_WORK REQUIRED_:
Repeat each line word for word.

_PROVIDED INFORMATION_:
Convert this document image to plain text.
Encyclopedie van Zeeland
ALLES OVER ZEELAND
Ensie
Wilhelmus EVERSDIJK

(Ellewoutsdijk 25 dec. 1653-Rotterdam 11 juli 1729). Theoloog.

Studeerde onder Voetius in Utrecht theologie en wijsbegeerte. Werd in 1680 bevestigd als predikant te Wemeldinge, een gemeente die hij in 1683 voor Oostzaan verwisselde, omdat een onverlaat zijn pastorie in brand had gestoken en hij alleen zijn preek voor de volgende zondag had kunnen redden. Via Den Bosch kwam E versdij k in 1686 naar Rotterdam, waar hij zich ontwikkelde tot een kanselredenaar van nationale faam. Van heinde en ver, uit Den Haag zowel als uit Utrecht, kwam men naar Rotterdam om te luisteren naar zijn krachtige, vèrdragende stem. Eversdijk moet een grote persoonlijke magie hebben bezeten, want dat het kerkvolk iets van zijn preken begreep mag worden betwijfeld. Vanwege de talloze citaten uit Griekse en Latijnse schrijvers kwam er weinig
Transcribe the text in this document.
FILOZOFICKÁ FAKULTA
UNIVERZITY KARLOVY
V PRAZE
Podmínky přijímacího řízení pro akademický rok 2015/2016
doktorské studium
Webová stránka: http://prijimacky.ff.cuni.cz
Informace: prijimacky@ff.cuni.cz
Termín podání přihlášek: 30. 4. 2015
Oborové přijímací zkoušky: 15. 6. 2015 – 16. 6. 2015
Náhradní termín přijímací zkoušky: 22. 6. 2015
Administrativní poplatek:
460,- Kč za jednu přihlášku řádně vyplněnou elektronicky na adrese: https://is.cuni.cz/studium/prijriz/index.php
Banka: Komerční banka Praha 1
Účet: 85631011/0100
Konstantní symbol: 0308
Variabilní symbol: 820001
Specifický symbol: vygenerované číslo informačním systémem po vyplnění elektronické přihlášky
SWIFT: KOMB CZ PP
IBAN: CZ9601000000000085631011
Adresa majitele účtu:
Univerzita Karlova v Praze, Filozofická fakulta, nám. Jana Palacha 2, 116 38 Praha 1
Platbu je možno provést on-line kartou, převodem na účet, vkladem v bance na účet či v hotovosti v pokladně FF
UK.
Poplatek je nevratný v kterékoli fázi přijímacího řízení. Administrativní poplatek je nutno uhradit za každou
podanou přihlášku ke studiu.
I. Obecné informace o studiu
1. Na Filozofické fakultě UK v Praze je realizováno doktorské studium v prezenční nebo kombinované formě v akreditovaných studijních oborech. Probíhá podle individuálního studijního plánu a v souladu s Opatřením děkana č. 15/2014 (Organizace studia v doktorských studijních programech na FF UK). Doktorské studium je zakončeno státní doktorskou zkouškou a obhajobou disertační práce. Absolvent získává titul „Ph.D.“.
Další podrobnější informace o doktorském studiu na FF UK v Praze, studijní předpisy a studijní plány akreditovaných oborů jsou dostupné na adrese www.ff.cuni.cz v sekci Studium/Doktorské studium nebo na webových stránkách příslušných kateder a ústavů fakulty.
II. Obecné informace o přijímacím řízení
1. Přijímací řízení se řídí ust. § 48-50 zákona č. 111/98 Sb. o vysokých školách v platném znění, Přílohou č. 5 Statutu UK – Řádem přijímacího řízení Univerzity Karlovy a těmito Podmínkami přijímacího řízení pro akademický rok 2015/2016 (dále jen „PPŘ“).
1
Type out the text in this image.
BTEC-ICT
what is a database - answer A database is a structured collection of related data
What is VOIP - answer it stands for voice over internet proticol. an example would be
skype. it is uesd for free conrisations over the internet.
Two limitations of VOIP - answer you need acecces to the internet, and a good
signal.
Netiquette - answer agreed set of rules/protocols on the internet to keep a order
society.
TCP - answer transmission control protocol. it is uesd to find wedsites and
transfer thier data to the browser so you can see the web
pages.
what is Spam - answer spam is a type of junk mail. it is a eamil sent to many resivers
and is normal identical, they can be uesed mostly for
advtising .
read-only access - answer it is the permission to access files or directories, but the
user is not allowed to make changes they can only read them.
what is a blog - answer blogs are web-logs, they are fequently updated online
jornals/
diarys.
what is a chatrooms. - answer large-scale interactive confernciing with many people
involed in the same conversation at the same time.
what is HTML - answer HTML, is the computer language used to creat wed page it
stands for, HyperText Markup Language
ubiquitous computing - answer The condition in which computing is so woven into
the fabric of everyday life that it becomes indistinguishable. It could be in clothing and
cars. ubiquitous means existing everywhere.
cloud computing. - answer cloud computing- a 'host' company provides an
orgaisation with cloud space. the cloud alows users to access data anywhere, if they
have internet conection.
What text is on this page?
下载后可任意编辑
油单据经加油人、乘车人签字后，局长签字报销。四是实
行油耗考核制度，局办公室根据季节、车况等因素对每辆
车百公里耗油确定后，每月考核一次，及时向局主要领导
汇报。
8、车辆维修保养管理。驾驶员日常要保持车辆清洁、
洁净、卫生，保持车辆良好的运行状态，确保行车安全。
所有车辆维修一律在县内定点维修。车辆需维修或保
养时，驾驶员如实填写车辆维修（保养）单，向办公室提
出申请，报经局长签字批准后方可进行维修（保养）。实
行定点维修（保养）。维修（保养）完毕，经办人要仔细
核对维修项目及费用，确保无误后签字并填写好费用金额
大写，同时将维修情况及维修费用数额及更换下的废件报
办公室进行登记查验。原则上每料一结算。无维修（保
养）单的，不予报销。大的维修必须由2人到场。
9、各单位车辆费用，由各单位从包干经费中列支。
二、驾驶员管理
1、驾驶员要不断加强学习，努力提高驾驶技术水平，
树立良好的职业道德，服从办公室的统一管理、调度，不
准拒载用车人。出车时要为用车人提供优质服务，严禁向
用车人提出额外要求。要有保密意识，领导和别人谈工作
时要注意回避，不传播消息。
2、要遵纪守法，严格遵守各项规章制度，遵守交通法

_CORRECT RESULT_:
Convert this document image to plain text.
Encyclopedie van Zeeland
ALLES OVER ZEELAND
Ensie
Wilhelmus EVERSDIJK

(Ellewoutsdijk 25 dec. 1653-Rotterdam 11 juli 1729). Theoloog.

Studeerde onder Voetius in Utrecht theologie en wijsbegeerte. Werd in 1680 bevestigd als predikant te Wemeldinge, een gemeente die hij in 1683 voor Oostzaan verwisselde, omdat een onverlaat zijn pastorie in brand had gestoken en hij alleen zijn preek voor de volgende zondag had kunnen redden. Via Den Bosch kwam E versdij k in 1686 naar Rotterdam, waar hij zich ontwikkelde tot een kanselredenaar van nationale faam. Van heinde en ver, uit Den Haag zowel als uit Utrecht, kwam men naar Rotterdam om te luisteren naar zijn krachtige, vèrdragende stem. Eversdijk moet een grote persoonlijke magie hebben bezeten, want dat het kerkvolk iets van zijn preken begreep mag worden betwijfeld. Vanwege de talloze citaten uit Griekse en Latijnse schrijvers kwam er weinig
Transcribe the text in this document.
FILOZOFICKÁ FAKULTA
UNIVERZITY KARLOVY
V PRAZE
Podmínky přijímacího řízení pro akademický rok 2015/2016
doktorské studium
Webová stránka: http://prijimacky.ff.cuni.cz
Informace: prijimacky@ff.cuni.cz
Termín podání přihlášek: 30. 4. 2015
Oborové přijímací zkoušky: 15. 6. 2015 – 16. 6. 2015
Náhradní termín přijímací zkoušky: 22. 6. 2015
Administrativní poplatek:
460,- Kč za jednu přihlášku řádně vyplněnou elektronicky na adrese: https://is.cuni.cz/studium/prijriz/index.php
Banka: Komerční banka Praha 1
Účet: 85631011/0100
Konstantní symbol: 0308
Variabilní symbol: 820001
Specifický symbol: vygenerované číslo informačním systémem po vyplnění elektronické přihlášky
SWIFT: KOMB CZ PP
IBAN: CZ9601000000000085631011
Adresa majitele účtu:
Univerzita Karlova v Praze, Filozofická fakulta, nám. Jana Palacha 2, 116 38 Praha 1
Platbu je možno provést on-line kartou, převodem na účet, vkladem v bance na účet či v hotovosti v pokladně FF
UK.
Poplatek je nevratný v kterékoli fázi přijímacího řízení. Administrativní poplatek je nutno uhradit za každou
podanou přihlášku ke studiu.
I. Obecné informace o studiu
1. Na Filozofické fakultě UK v Praze je realizováno doktorské studium v prezenční nebo kombinované formě v akreditovaných studijních oborech. Probíhá podle individuálního studijního plánu a v souladu s Opatřením děkana č. 15/2014 (Organizace studia v doktorských studijních programech na FF UK). Doktorské studium je zakončeno státní doktorskou zkouškou a obhajobou disertační práce. Absolvent získává titul „Ph.D.“.
Další podrobnější informace o doktorském studiu na FF UK v Praze, studijní předpisy a studijní plány akreditovaných oborů jsou dostupné na adrese www.ff.cuni.cz v sekci Studium/Doktorské studium nebo na webových stránkách příslušných kateder a ústavů fakulty.
II. Obecné informace o přijímacím řízení
1. Přijímací řízení se řídí ust. § 48-50 zákona č. 111/98 Sb. o vysokých školách v platném znění, Přílohou č. 5 Statutu UK – Řádem přijímacího řízení Univerzity Karlovy a těmito Podmínkami přijímacího řízení pro akademický rok 2015/2016 (dále jen „PPŘ“).
1
Type out the text in this image.
BTEC-ICT
what is a database - answer A database is a structured collection of related data
What is VOIP - answer it stands for voice over internet proticol. an example would be
skype. it is uesd for free conrisations over the internet.
Two limitations of VOIP - answer you need acecces to the internet, and a good
signal.
Netiquette - answer agreed set of rules/protocols on the internet to keep a order
society.
TCP - answer transmission control protocol. it is uesd to find wedsites and
transfer thier data to the browser so you can see the web
pages.
what is Spam - answer spam is a type of junk mail. it is a eamil sent to many resivers
and is normal identical, they can be uesed mostly for
advtising .
read-only access - answer it is the permission to access files or directories, but the
user is not allowed to make changes they can only read them.
what is a blog - answer blogs are web-logs, they are fequently updated online
jornals/
diarys.
what is a chatrooms. - answer large-scale interactive confernciing with many people
involed in the same conversation at the same time.
what is HTML - answer HTML, is the computer language used to creat wed page it
stands for, HyperText Markup Language
ubiquitous computing - answer The condition in which computing is so woven into
the fabric of everyday life that it becomes indistinguishable. It could be in clothing and
cars. ubiquitous means existing everywhere.
cloud computing. - answer cloud computing- a 'host' company provides an
orgaisation with cloud space. the cloud alows users to access data anywhere, if they
have internet conection.
What text is on this page?
下载后可任意编辑
油单据经加油人、乘车人签字后，局长签字报销。四是实
行油耗考核制度，局办公室根据季节、车况等因素对每辆
车百公里耗油确定后，每月考核一次，及时向局主要领导
汇报。
8、车辆维修保养管理。驾驶员日常要保持车辆清洁、
洁净、卫生，保持车辆良好的运行状态，确保行车安全。
所有车辆维修一律在县内定点维修。车辆需维修或保
养时，驾驶员如实填写车辆维修（保养）单，向办公室提
出申请，报经局长签字批准后方可进行维修（保养）。实
行定点维修（保养）。维修（保养）完毕，经办人要仔细
核对维修项目及费用，确保无误后签字并填写好费用金额
大写，同时将维修情况及维修费用数额及更换下的废件报
办公室进行登记查验。原则上每料一结算。无维修（保
养）单的，不予报销。大的维修必须由2人到场。
9、各单位车辆费用，由各单位从包干经费中列支。
二、驾驶员管理
1、驾驶员要不断加强学习，努力提高驾驶技术水平，
树立良好的职业道德，服从办公室的统一管理、调度，不
准拒载用车人。出车时要为用车人提供优质服务，严禁向
用车人提出额外要求。要有保密意识，领导和别人谈工作
时要注意回避，不传播消息。
2、要遵纪守法，严格遵守各项规章制度，遵守交通法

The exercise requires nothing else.